_Exercise requirements_
Go over the entries below line by line, copying each one that contains the word "Posted".

_Materials provided_
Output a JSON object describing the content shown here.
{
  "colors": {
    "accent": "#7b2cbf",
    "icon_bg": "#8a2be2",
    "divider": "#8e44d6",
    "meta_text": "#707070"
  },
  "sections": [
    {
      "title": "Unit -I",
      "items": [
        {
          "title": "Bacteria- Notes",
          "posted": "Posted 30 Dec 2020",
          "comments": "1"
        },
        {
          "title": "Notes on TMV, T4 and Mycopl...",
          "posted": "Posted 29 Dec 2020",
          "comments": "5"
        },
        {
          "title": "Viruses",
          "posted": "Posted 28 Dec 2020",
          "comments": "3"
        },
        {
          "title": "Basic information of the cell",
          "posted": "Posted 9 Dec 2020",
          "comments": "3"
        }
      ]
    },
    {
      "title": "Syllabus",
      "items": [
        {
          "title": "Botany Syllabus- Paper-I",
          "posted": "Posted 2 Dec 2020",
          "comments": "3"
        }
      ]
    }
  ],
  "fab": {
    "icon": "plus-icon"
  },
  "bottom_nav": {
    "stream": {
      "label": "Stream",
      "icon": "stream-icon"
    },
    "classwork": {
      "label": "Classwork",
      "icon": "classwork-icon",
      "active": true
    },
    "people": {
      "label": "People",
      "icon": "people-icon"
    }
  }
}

_The answer_
          "posted": "Posted 30 Dec 2020",
          "posted": "Posted 29 Dec 2020",
          "posted": "Posted 28 Dec 2020",
          "posted": "Posted 9 Dec 2020",
          "posted": "Posted 2 Dec 2020",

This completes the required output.